(Task instructions)
Lines containing the word "this" should be extracted in full.

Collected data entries
<<<<

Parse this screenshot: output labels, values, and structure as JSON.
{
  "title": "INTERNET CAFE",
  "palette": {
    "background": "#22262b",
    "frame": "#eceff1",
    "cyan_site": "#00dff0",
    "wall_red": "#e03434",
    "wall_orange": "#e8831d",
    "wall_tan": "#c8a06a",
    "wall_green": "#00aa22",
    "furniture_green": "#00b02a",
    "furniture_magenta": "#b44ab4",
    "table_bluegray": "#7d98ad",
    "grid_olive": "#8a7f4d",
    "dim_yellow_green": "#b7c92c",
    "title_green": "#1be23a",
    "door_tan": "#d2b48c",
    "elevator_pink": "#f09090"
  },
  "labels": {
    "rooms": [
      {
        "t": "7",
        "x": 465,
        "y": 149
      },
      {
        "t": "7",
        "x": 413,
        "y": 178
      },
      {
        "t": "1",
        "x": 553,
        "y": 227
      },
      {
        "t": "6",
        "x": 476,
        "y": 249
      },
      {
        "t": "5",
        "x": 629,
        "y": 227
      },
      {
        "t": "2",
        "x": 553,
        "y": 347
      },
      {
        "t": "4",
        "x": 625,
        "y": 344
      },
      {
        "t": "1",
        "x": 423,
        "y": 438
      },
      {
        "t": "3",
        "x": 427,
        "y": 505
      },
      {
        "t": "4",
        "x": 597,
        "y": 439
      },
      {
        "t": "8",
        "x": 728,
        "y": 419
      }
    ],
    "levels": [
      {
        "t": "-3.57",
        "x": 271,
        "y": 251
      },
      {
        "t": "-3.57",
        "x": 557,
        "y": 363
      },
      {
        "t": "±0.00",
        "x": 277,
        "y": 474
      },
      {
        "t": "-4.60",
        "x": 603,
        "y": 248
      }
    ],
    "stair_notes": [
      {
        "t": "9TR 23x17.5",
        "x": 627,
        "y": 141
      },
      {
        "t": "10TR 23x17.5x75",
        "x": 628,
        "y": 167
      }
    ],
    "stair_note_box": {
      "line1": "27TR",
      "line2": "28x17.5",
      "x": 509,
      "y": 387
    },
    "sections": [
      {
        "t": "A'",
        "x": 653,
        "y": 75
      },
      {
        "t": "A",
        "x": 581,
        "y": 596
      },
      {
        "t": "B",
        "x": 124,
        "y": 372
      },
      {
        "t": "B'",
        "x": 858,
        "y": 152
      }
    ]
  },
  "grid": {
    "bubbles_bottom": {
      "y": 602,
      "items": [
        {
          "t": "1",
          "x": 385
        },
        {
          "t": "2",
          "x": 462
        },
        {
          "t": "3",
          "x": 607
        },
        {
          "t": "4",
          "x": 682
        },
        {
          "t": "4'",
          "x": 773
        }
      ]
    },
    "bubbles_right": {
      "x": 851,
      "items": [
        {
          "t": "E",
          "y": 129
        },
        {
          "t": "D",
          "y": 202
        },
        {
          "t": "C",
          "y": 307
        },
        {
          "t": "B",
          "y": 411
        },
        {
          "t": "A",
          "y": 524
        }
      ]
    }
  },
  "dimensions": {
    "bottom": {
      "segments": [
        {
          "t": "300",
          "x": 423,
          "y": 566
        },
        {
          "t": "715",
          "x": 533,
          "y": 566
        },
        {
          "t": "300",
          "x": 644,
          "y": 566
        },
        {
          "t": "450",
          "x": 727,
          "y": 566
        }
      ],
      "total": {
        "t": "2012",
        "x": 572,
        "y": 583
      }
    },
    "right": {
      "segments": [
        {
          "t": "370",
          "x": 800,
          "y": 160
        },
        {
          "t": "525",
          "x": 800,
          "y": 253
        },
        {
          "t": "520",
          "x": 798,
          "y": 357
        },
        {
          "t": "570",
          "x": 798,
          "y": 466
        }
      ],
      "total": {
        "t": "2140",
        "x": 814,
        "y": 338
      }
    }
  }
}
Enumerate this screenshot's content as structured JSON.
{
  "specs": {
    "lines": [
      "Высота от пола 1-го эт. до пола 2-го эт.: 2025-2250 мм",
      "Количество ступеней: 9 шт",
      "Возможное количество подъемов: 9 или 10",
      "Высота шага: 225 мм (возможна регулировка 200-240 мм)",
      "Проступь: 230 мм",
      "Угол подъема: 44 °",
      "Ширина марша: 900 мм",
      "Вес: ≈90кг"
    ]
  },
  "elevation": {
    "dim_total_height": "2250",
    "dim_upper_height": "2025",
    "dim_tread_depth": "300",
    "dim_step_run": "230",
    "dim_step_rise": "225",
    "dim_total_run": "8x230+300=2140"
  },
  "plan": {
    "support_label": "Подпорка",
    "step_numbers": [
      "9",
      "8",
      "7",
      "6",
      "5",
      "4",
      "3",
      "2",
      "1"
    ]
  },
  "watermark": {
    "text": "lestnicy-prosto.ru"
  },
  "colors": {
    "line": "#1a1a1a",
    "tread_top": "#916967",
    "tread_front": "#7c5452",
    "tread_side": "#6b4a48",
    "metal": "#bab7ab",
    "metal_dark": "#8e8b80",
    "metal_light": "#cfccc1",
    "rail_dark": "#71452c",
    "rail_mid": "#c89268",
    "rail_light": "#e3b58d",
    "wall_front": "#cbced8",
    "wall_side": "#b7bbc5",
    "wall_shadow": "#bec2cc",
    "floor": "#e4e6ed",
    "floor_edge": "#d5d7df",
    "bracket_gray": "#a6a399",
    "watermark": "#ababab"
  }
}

>>>>

(Reply)
Parse this screenshot: output labels, values, and structure as JSON.
Enumerate this screenshot's content as structured JSON.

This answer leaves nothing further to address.